### Set problem
Search the material for the string "불가합니다" and copy each line where it occurs.
>> start Supplied records
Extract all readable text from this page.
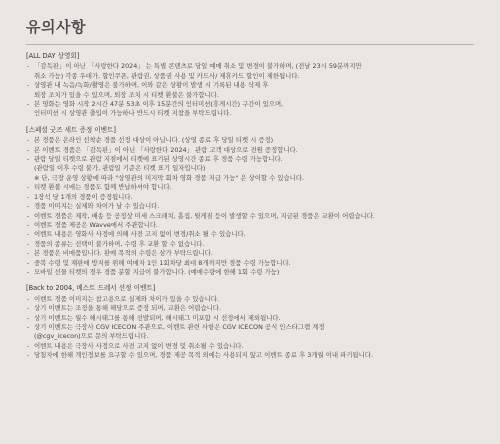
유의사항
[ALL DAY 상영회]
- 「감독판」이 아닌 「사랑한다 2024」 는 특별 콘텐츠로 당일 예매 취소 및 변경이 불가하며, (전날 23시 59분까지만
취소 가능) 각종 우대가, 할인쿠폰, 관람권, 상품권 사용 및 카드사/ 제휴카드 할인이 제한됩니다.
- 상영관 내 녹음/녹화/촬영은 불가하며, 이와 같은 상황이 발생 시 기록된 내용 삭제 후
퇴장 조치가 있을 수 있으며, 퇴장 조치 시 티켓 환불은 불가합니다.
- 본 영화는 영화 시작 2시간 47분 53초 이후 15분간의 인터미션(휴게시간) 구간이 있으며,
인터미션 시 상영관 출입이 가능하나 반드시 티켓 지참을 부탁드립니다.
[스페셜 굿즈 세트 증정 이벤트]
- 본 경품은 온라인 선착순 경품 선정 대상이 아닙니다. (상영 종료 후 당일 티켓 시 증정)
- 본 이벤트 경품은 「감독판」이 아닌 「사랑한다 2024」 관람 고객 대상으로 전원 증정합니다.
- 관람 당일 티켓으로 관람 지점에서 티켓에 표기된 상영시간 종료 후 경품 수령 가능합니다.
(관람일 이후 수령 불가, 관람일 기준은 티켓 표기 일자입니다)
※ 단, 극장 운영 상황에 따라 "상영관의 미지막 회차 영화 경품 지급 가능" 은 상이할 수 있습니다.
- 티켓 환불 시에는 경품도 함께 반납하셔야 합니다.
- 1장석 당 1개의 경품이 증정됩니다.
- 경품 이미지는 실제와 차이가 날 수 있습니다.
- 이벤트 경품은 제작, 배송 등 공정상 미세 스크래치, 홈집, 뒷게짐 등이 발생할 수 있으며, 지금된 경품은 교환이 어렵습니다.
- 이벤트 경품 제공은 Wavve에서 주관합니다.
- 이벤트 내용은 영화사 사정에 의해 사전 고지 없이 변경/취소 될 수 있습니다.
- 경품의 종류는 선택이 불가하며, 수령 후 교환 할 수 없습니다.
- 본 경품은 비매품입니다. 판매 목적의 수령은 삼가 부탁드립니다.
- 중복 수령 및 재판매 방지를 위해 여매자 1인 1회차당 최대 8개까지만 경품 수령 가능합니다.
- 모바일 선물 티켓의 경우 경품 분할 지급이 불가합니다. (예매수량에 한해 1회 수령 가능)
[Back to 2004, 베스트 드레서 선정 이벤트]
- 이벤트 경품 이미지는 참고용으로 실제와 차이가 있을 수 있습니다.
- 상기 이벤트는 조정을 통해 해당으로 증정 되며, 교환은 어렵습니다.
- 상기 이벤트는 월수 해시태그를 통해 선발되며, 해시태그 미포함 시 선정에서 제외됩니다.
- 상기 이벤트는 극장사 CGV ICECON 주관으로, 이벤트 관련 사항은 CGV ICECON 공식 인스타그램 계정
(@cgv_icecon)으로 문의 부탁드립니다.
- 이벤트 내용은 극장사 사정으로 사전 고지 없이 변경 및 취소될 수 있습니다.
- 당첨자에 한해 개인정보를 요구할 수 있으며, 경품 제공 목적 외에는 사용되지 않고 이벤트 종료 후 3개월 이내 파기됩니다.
>> end Supplied records
### Result for this task
퇴장 조치가 있을 수 있으며, 퇴장 조치 시 티켓 환불은 불가합니다.
- 모바일 선물 티켓의 경우 경품 분할 지급이 불가합니다. (예매수량에 한해 1회 수령 가능)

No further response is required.